───── Excerpted records ─────

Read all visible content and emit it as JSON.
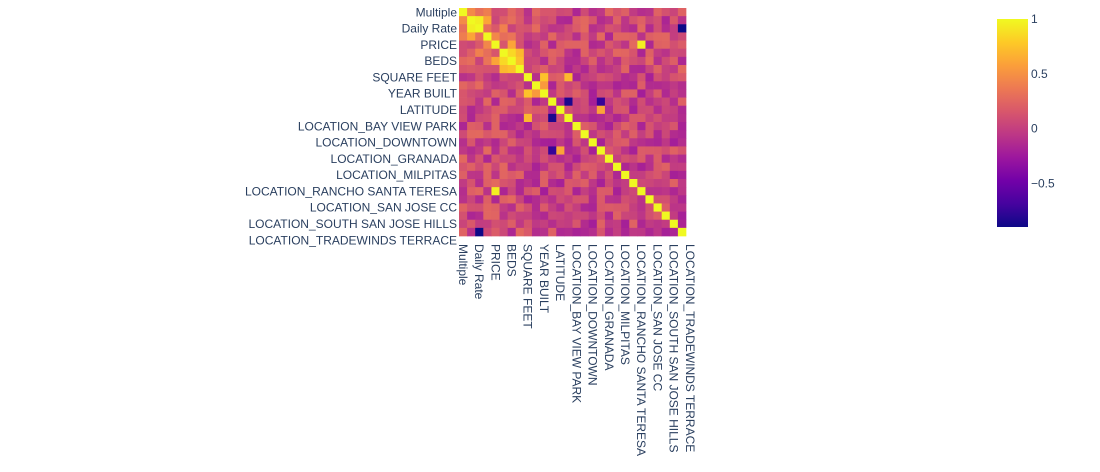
{
  "chart_data": {
    "type": "heatmap",
    "title": "",
    "xlabel": "",
    "ylabel": "",
    "n_rows": 28,
    "n_cols": 28,
    "tick_labels": [
      "Multiple",
      "Daily Rate",
      "PRICE",
      "BEDS",
      "SQUARE FEET",
      "YEAR BUILT",
      "LATITUDE",
      "LOCATION_BAY VIEW PARK",
      "LOCATION_DOWNTOWN",
      "LOCATION_GRANADA",
      "LOCATION_MILPITAS",
      "LOCATION_RANCHO SANTA TERESA",
      "LOCATION_SAN JOSE CC",
      "LOCATION_SOUTH SAN JOSE HILLS",
      "LOCATION_TRADEWINDS TERRACE"
    ],
    "tick_positions": [
      0,
      2,
      4,
      6,
      8,
      10,
      12,
      14,
      16,
      18,
      20,
      22,
      24,
      26,
      28
    ],
    "zlim": [
      -0.9,
      1
    ],
    "colorscale": [
      "#0d0887",
      "#46039f",
      "#7201a8",
      "#9c179e",
      "#bd3786",
      "#d8576b",
      "#ed7953",
      "#fb9f3a",
      "#fdca26",
      "#f0f921"
    ],
    "colorbar": {
      "ticks": [
        1,
        0.5,
        0,
        -0.5
      ],
      "tick_labels": [
        "1",
        "0.5",
        "0",
        "−0.5"
      ]
    },
    "highlights": [
      {
        "row": 0,
        "col": 0,
        "value": 1
      },
      {
        "row": 1,
        "col": 2,
        "value": 0.95
      },
      {
        "row": 2,
        "col": 1,
        "value": 0.95
      },
      {
        "row": 1,
        "col": 3,
        "value": 0.6
      },
      {
        "row": 3,
        "col": 1,
        "value": 0.6
      },
      {
        "row": 5,
        "col": 6,
        "value": 0.85
      },
      {
        "row": 6,
        "col": 5,
        "value": 0.85
      },
      {
        "row": 6,
        "col": 7,
        "value": 0.75
      },
      {
        "row": 7,
        "col": 6,
        "value": 0.75
      },
      {
        "row": 5,
        "col": 7,
        "value": 0.7
      },
      {
        "row": 7,
        "col": 5,
        "value": 0.7
      },
      {
        "row": 4,
        "col": 6,
        "value": 0.6
      },
      {
        "row": 6,
        "col": 4,
        "value": 0.6
      },
      {
        "row": 8,
        "col": 10,
        "value": 0.75
      },
      {
        "row": 10,
        "col": 8,
        "value": 0.75
      },
      {
        "row": 9,
        "col": 10,
        "value": 0.55
      },
      {
        "row": 10,
        "col": 9,
        "value": 0.55
      },
      {
        "row": 4,
        "col": 22,
        "value": 0.95
      },
      {
        "row": 22,
        "col": 4,
        "value": 0.95
      },
      {
        "row": 13,
        "col": 11,
        "value": -0.85
      },
      {
        "row": 11,
        "col": 13,
        "value": -0.85
      },
      {
        "row": 13,
        "col": 8,
        "value": 0.7
      },
      {
        "row": 8,
        "col": 13,
        "value": 0.7
      },
      {
        "row": 12,
        "col": 17,
        "value": 0.6
      },
      {
        "row": 17,
        "col": 12,
        "value": 0.6
      },
      {
        "row": 11,
        "col": 17,
        "value": -0.75
      },
      {
        "row": 17,
        "col": 11,
        "value": -0.75
      },
      {
        "row": 2,
        "col": 27,
        "value": -0.9
      },
      {
        "row": 27,
        "col": 2,
        "value": -0.9
      }
    ]
  }
}
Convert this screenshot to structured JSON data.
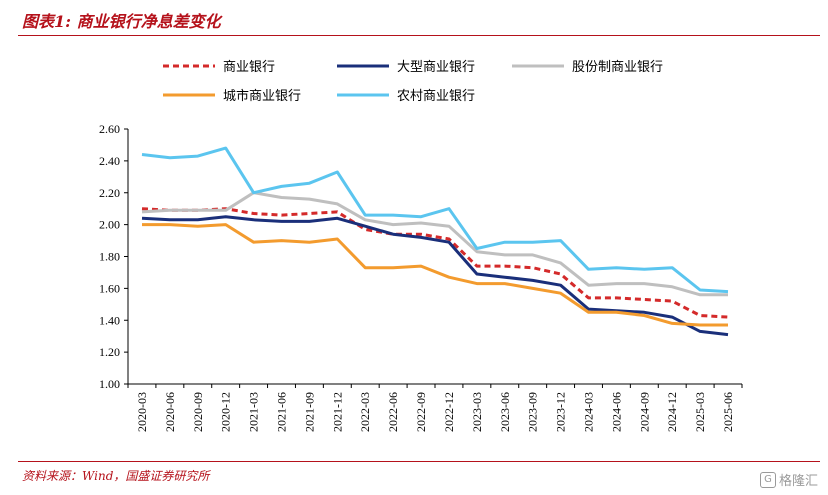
{
  "header": {
    "title": "图表1:  商业银行净息差变化"
  },
  "footer": {
    "source": "资料来源：Wind，国盛证券研究所",
    "watermark": "格隆汇"
  },
  "chart_data": {
    "type": "line",
    "title": "",
    "xlabel": "",
    "ylabel": "",
    "ylim": [
      1.0,
      2.6
    ],
    "yticks": [
      "1.00",
      "1.20",
      "1.40",
      "1.60",
      "1.80",
      "2.00",
      "2.20",
      "2.40",
      "2.60"
    ],
    "grid": false,
    "legend_position": "top",
    "categories": [
      "2020-03",
      "2020-06",
      "2020-09",
      "2020-12",
      "2021-03",
      "2021-06",
      "2021-09",
      "2021-12",
      "2022-03",
      "2022-06",
      "2022-09",
      "2022-12",
      "2023-03",
      "2023-06",
      "2023-09",
      "2023-12",
      "2024-03",
      "2024-06",
      "2024-09",
      "2024-12",
      "2025-03",
      "2025-06"
    ],
    "series": [
      {
        "name": "商业银行",
        "color": "#d42a2a",
        "dash": true,
        "values": [
          2.1,
          2.09,
          2.09,
          2.1,
          2.07,
          2.06,
          2.07,
          2.08,
          1.97,
          1.94,
          1.94,
          1.91,
          1.74,
          1.74,
          1.73,
          1.69,
          1.54,
          1.54,
          1.53,
          1.52,
          1.43,
          1.42
        ]
      },
      {
        "name": "大型商业银行",
        "color": "#1a2f7a",
        "dash": false,
        "values": [
          2.04,
          2.03,
          2.03,
          2.05,
          2.03,
          2.02,
          2.02,
          2.04,
          1.99,
          1.94,
          1.92,
          1.89,
          1.69,
          1.67,
          1.65,
          1.62,
          1.47,
          1.46,
          1.45,
          1.42,
          1.33,
          1.31
        ]
      },
      {
        "name": "股份制商业银行",
        "color": "#bfbfbf",
        "dash": false,
        "values": [
          2.08,
          2.09,
          2.09,
          2.09,
          2.2,
          2.17,
          2.16,
          2.13,
          2.03,
          2.0,
          2.01,
          1.99,
          1.83,
          1.81,
          1.81,
          1.76,
          1.62,
          1.63,
          1.63,
          1.61,
          1.56,
          1.56
        ]
      },
      {
        "name": "城市商业银行",
        "color": "#f39b2e",
        "dash": false,
        "values": [
          2.0,
          2.0,
          1.99,
          2.0,
          1.89,
          1.9,
          1.89,
          1.91,
          1.73,
          1.73,
          1.74,
          1.67,
          1.63,
          1.63,
          1.6,
          1.57,
          1.45,
          1.45,
          1.43,
          1.38,
          1.37,
          1.37
        ]
      },
      {
        "name": "农村商业银行",
        "color": "#5bc5ef",
        "dash": false,
        "values": [
          2.44,
          2.42,
          2.43,
          2.48,
          2.2,
          2.24,
          2.26,
          2.33,
          2.06,
          2.06,
          2.05,
          2.1,
          1.85,
          1.89,
          1.89,
          1.9,
          1.72,
          1.73,
          1.72,
          1.73,
          1.59,
          1.58
        ]
      }
    ]
  }
}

─────

● **Task directions**
Work out how many lines of the listing above include the word "JSON". Report only the number.

● **Output**
2